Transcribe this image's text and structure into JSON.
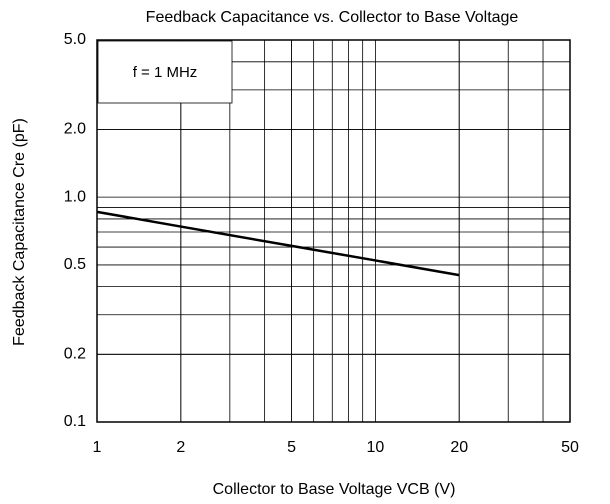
{
  "chart_data": {
    "type": "line",
    "title": "Feedback Capacitance vs. Collector to Base Voltage",
    "x_label": "Collector to Base Voltage VCB (V)",
    "y_label": "Feedback Capacitance Cre (pF)",
    "annotation": "f = 1 MHz",
    "x": [
      1,
      2,
      5,
      10,
      20
    ],
    "series": [
      {
        "name": "Cre",
        "color": "#000000",
        "values": [
          0.86,
          0.74,
          0.607,
          0.523,
          0.45
        ]
      }
    ],
    "xscale": "log",
    "yscale": "log",
    "xlim": [
      1,
      50
    ],
    "ylim": [
      0.1,
      5
    ],
    "xticks": [
      1,
      2,
      5,
      10,
      20,
      50
    ],
    "yticks": [
      0.1,
      0.2,
      0.5,
      {
        "value": 1,
        "label": "1.0"
      },
      {
        "value": 2,
        "label": "2.0"
      },
      {
        "value": 5,
        "label": "5.0"
      }
    ],
    "grid": true
  }
}
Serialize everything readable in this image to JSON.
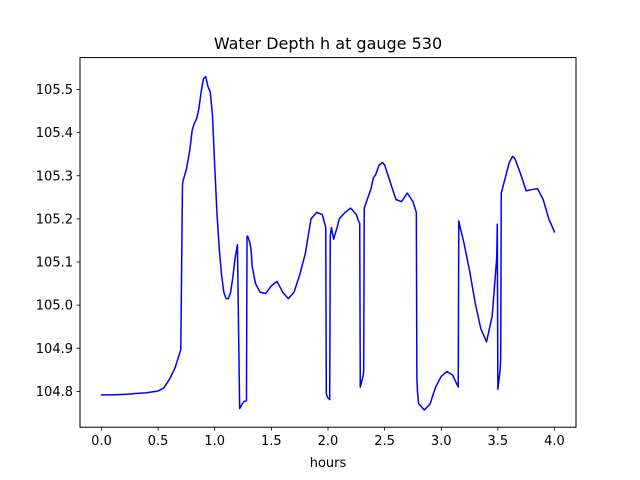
{
  "chart_data": {
    "type": "line",
    "title": "Water Depth h at gauge 530",
    "xlabel": "hours",
    "ylabel": "",
    "xlim": [
      -0.19,
      4.19
    ],
    "ylim": [
      104.717,
      105.574
    ],
    "xticks": [
      0.0,
      0.5,
      1.0,
      1.5,
      2.0,
      2.5,
      3.0,
      3.5,
      4.0
    ],
    "xtick_labels": [
      "0.0",
      "0.5",
      "1.0",
      "1.5",
      "2.0",
      "2.5",
      "3.0",
      "3.5",
      "4.0"
    ],
    "yticks": [
      104.8,
      104.9,
      105.0,
      105.1,
      105.2,
      105.3,
      105.4,
      105.5
    ],
    "ytick_labels": [
      "104.8",
      "104.9",
      "105.0",
      "105.1",
      "105.2",
      "105.3",
      "105.4",
      "105.5"
    ],
    "grid": false,
    "series": [
      {
        "name": "",
        "color": "#0000ff",
        "x": [
          0.0,
          0.1,
          0.2,
          0.3,
          0.4,
          0.5,
          0.55,
          0.6,
          0.65,
          0.7,
          0.715,
          0.72,
          0.75,
          0.78,
          0.8,
          0.82,
          0.84,
          0.86,
          0.88,
          0.9,
          0.92,
          0.94,
          0.96,
          0.98,
          1.0,
          1.02,
          1.04,
          1.06,
          1.08,
          1.1,
          1.12,
          1.14,
          1.16,
          1.18,
          1.2,
          1.22,
          1.24,
          1.26,
          1.28,
          1.285,
          1.29,
          1.31,
          1.32,
          1.325,
          1.33,
          1.36,
          1.4,
          1.45,
          1.5,
          1.55,
          1.6,
          1.65,
          1.7,
          1.75,
          1.8,
          1.85,
          1.9,
          1.95,
          1.98,
          1.985,
          1.99,
          2.0,
          2.015,
          2.02,
          2.03,
          2.05,
          2.08,
          2.1,
          2.15,
          2.2,
          2.25,
          2.27,
          2.28,
          2.285,
          2.29,
          2.31,
          2.315,
          2.32,
          2.34,
          2.36,
          2.38,
          2.4,
          2.42,
          2.45,
          2.48,
          2.5,
          2.55,
          2.6,
          2.65,
          2.7,
          2.75,
          2.78,
          2.785,
          2.79,
          2.8,
          2.85,
          2.9,
          2.95,
          3.0,
          3.05,
          3.1,
          3.15,
          3.155,
          3.16,
          3.2,
          3.25,
          3.3,
          3.35,
          3.4,
          3.45,
          3.49,
          3.495,
          3.5,
          3.52,
          3.525,
          3.53,
          3.55,
          3.6,
          3.63,
          3.65,
          3.7,
          3.75,
          3.8,
          3.85,
          3.9,
          3.95,
          4.0
        ],
        "y": [
          104.792,
          104.792,
          104.793,
          104.795,
          104.797,
          104.801,
          104.808,
          104.828,
          104.855,
          104.897,
          105.28,
          105.288,
          105.316,
          105.36,
          105.405,
          105.422,
          105.432,
          105.456,
          105.495,
          105.525,
          105.53,
          105.507,
          105.494,
          105.44,
          105.32,
          105.21,
          105.13,
          105.07,
          105.03,
          105.015,
          105.015,
          105.03,
          105.065,
          105.11,
          105.14,
          104.76,
          104.77,
          104.777,
          104.778,
          105.16,
          105.16,
          105.145,
          105.13,
          105.113,
          105.09,
          105.05,
          105.03,
          105.027,
          105.045,
          105.055,
          105.03,
          105.015,
          105.03,
          105.07,
          105.12,
          105.2,
          105.215,
          105.21,
          105.18,
          104.795,
          104.79,
          104.785,
          104.781,
          105.16,
          105.18,
          105.153,
          105.18,
          105.2,
          105.215,
          105.225,
          105.21,
          105.195,
          105.19,
          104.81,
          104.815,
          104.836,
          104.846,
          105.225,
          105.24,
          105.255,
          105.27,
          105.295,
          105.302,
          105.324,
          105.331,
          105.325,
          105.285,
          105.245,
          105.24,
          105.26,
          105.24,
          105.215,
          104.83,
          104.8,
          104.772,
          104.757,
          104.77,
          104.81,
          104.835,
          104.846,
          104.838,
          104.81,
          105.195,
          105.188,
          105.145,
          105.08,
          105.005,
          104.945,
          104.915,
          104.975,
          105.11,
          105.188,
          104.805,
          104.85,
          104.875,
          105.26,
          105.28,
          105.33,
          105.345,
          105.34,
          105.305,
          105.265,
          105.268,
          105.27,
          105.245,
          105.2,
          105.17
        ]
      }
    ]
  }
}
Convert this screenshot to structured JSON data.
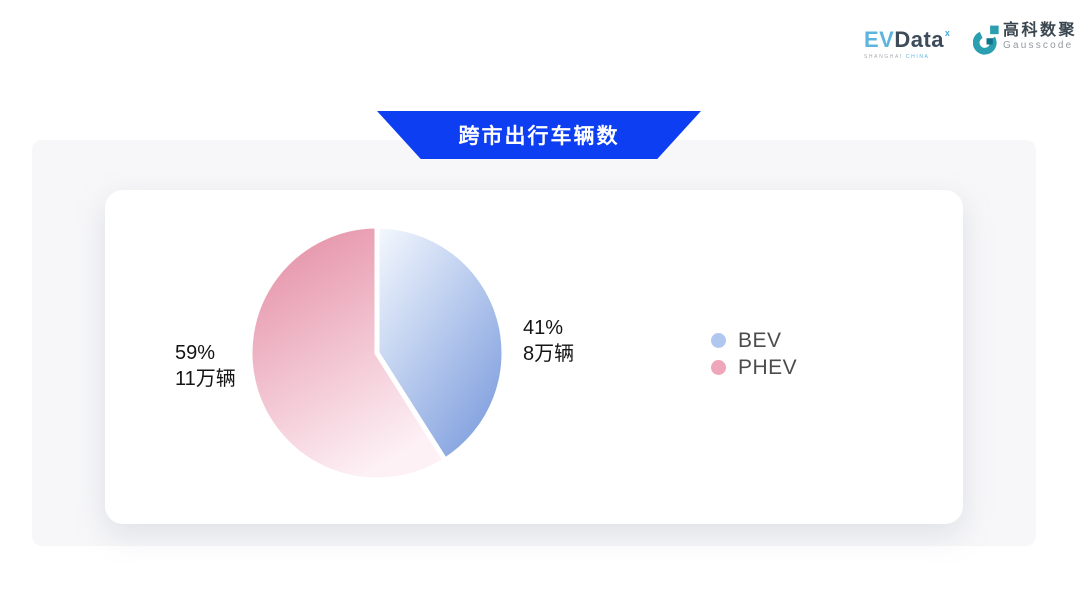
{
  "logos": {
    "evdata": {
      "ev": "EV",
      "data": "Data",
      "sup": "ˣ",
      "subtext_left": "SHANGHAI",
      "subtext_right": "CHINA"
    },
    "gausscode": {
      "cn": "高科数聚",
      "en": "Gausscode",
      "mark_color": "#2b9fb0",
      "mark_color_dark": "#0f7488"
    }
  },
  "banner": {
    "title": "跨市出行车辆数",
    "bg": "#0e3ef2"
  },
  "chart_data": {
    "type": "pie",
    "title": "跨市出行车辆数",
    "unit": "万辆",
    "start_angle_deg": 0,
    "direction": "clockwise",
    "slices": [
      {
        "label": "BEV",
        "percent": 41,
        "value": 8,
        "percent_text": "41%",
        "value_text": "8万辆",
        "gradient": [
          "#f5f9fe",
          "#7e9ede"
        ]
      },
      {
        "label": "PHEV",
        "percent": 59,
        "value": 11,
        "percent_text": "59%",
        "value_text": "11万辆",
        "gradient": [
          "#e48ca3",
          "#fdf1f6"
        ]
      }
    ],
    "legend_position": "right",
    "legend": [
      {
        "label": "BEV",
        "dot": "#b0c8f0"
      },
      {
        "label": "PHEV",
        "dot": "#efa6ba"
      }
    ]
  }
}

▶ _Task_
Repeat the listing in full and exactly. Leave any pictures out.

▶ _Full output_
Transcribe this image's text and structure into JSON.
{
  "chart_data": {
    "type": "line",
    "title": "Feedback Capacitance vs. Collector to Base Voltage",
    "x_label": "Collector to Base Voltage VCB (V)",
    "y_label": "Feedback Capacitance Cre (pF)",
    "annotation": "f = 1 MHz",
    "x": [
      1,
      2,
      5,
      10,
      20
    ],
    "series": [
      {
        "name": "Cre",
        "color": "#000000",
        "values": [
          0.86,
          0.74,
          0.607,
          0.523,
          0.45
        ]
      }
    ],
    "xscale": "log",
    "yscale": "log",
    "xlim": [
      1,
      50
    ],
    "ylim": [
      0.1,
      5
    ],
    "xticks": [
      1,
      2,
      5,
      10,
      20,
      50
    ],
    "yticks": [
      0.1,
      0.2,
      0.5,
      {
        "value": 1,
        "label": "1.0"
      },
      {
        "value": 2,
        "label": "2.0"
      },
      {
        "value": 5,
        "label": "5.0"
      }
    ],
    "grid": true
  }
}
Serialize everything readable in this image to JSON.
{
  "chart_data": {
    "type": "line",
    "title": "Water Depth h at gauge 530",
    "xlabel": "hours",
    "ylabel": "",
    "xlim": [
      -0.19,
      4.19
    ],
    "ylim": [
      104.717,
      105.574
    ],
    "xticks": [
      0.0,
      0.5,
      1.0,
      1.5,
      2.0,
      2.5,
      3.0,
      3.5,
      4.0
    ],
    "xtick_labels": [
      "0.0",
      "0.5",
      "1.0",
      "1.5",
      "2.0",
      "2.5",
      "3.0",
      "3.5",
      "4.0"
    ],
    "yticks": [
      104.8,
      104.9,
      105.0,
      105.1,
      105.2,
      105.3,
      105.4,
      105.5
    ],
    "ytick_labels": [
      "104.8",
      "104.9",
      "105.0",
      "105.1",
      "105.2",
      "105.3",
      "105.4",
      "105.5"
    ],
    "grid": false,
    "series": [
      {
        "name": "",
        "color": "#0000ff",
        "x": [
          0.0,
          0.1,
          0.2,
          0.3,
          0.4,
          0.5,
          0.55,
          0.6,
          0.65,
          0.7,
          0.715,
          0.72,
          0.75,
          0.78,
          0.8,
          0.82,
          0.84,
          0.86,
          0.88,
          0.9,
          0.92,
          0.94,
          0.96,
          0.98,
          1.0,
          1.02,
          1.04,
          1.06,
          1.08,
          1.1,
          1.12,
          1.14,
          1.16,
          1.18,
          1.2,
          1.22,
          1.24,
          1.26,
          1.28,
          1.285,
          1.29,
          1.31,
          1.32,
          1.325,
          1.33,
          1.36,
          1.4,
          1.45,
          1.5,
          1.55,
          1.6,
          1.65,
          1.7,
          1.75,
          1.8,
          1.85,
          1.9,
          1.95,
          1.98,
          1.985,
          1.99,
          2.0,
          2.015,
          2.02,
          2.03,
          2.05,
          2.08,
          2.1,
          2.15,
          2.2,
          2.25,
          2.27,
          2.28,
          2.285,
          2.29,
          2.31,
          2.315,
          2.32,
          2.34,
          2.36,
          2.38,
          2.4,
          2.42,
          2.45,
          2.48,
          2.5,
          2.55,
          2.6,
          2.65,
          2.7,
          2.75,
          2.78,
          2.785,
          2.79,
          2.8,
          2.85,
          2.9,
          2.95,
          3.0,
          3.05,
          3.1,
          3.15,
          3.155,
          3.16,
          3.2,
          3.25,
          3.3,
          3.35,
          3.4,
          3.45,
          3.49,
          3.495,
          3.5,
          3.52,
          3.525,
          3.53,
          3.55,
          3.6,
          3.63,
          3.65,
          3.7,
          3.75,
          3.8,
          3.85,
          3.9,
          3.95,
          4.0
        ],
        "y": [
          104.792,
          104.792,
          104.793,
          104.795,
          104.797,
          104.801,
          104.808,
          104.828,
          104.855,
          104.897,
          105.28,
          105.288,
          105.316,
          105.36,
          105.405,
          105.422,
          105.432,
          105.456,
          105.495,
          105.525,
          105.53,
          105.507,
          105.494,
          105.44,
          105.32,
          105.21,
          105.13,
          105.07,
          105.03,
          105.015,
          105.015,
          105.03,
          105.065,
          105.11,
          105.14,
          104.76,
          104.77,
          104.777,
          104.778,
          105.16,
          105.16,
          105.145,
          105.13,
          105.113,
          105.09,
          105.05,
          105.03,
          105.027,
          105.045,
          105.055,
          105.03,
          105.015,
          105.03,
          105.07,
          105.12,
          105.2,
          105.215,
          105.21,
          105.18,
          104.795,
          104.79,
          104.785,
          104.781,
          105.16,
          105.18,
          105.153,
          105.18,
          105.2,
          105.215,
          105.225,
          105.21,
          105.195,
          105.19,
          104.81,
          104.815,
          104.836,
          104.846,
          105.225,
          105.24,
          105.255,
          105.27,
          105.295,
          105.302,
          105.324,
          105.331,
          105.325,
          105.285,
          105.245,
          105.24,
          105.26,
          105.24,
          105.215,
          104.83,
          104.8,
          104.772,
          104.757,
          104.77,
          104.81,
          104.835,
          104.846,
          104.838,
          104.81,
          105.195,
          105.188,
          105.145,
          105.08,
          105.005,
          104.945,
          104.915,
          104.975,
          105.11,
          105.188,
          104.805,
          104.85,
          104.875,
          105.26,
          105.28,
          105.33,
          105.345,
          105.34,
          105.305,
          105.265,
          105.268,
          105.27,
          105.245,
          105.2,
          105.17
        ]
      }
    ]
  }
}
Convert this screenshot to structured JSON data.
{
  "logos": {
    "evdata": {
      "ev": "EV",
      "data": "Data",
      "sup": "ˣ",
      "subtext_left": "SHANGHAI",
      "subtext_right": "CHINA"
    },
    "gausscode": {
      "cn": "高科数聚",
      "en": "Gausscode",
      "mark_color": "#2b9fb0",
      "mark_color_dark": "#0f7488"
    }
  },
  "banner": {
    "title": "跨市出行车辆数",
    "bg": "#0e3ef2"
  },
  "chart_data": {
    "type": "pie",
    "title": "跨市出行车辆数",
    "unit": "万辆",
    "start_angle_deg": 0,
    "direction": "clockwise",
    "slices": [
      {
        "label": "BEV",
        "percent": 41,
        "value": 8,
        "percent_text": "41%",
        "value_text": "8万辆",
        "gradient": [
          "#f5f9fe",
          "#7e9ede"
        ]
      },
      {
        "label": "PHEV",
        "percent": 59,
        "value": 11,
        "percent_text": "59%",
        "value_text": "11万辆",
        "gradient": [
          "#e48ca3",
          "#fdf1f6"
        ]
      }
    ],
    "legend_position": "right",
    "legend": [
      {
        "label": "BEV",
        "dot": "#b0c8f0"
      },
      {
        "label": "PHEV",
        "dot": "#efa6ba"
      }
    ]
  }
}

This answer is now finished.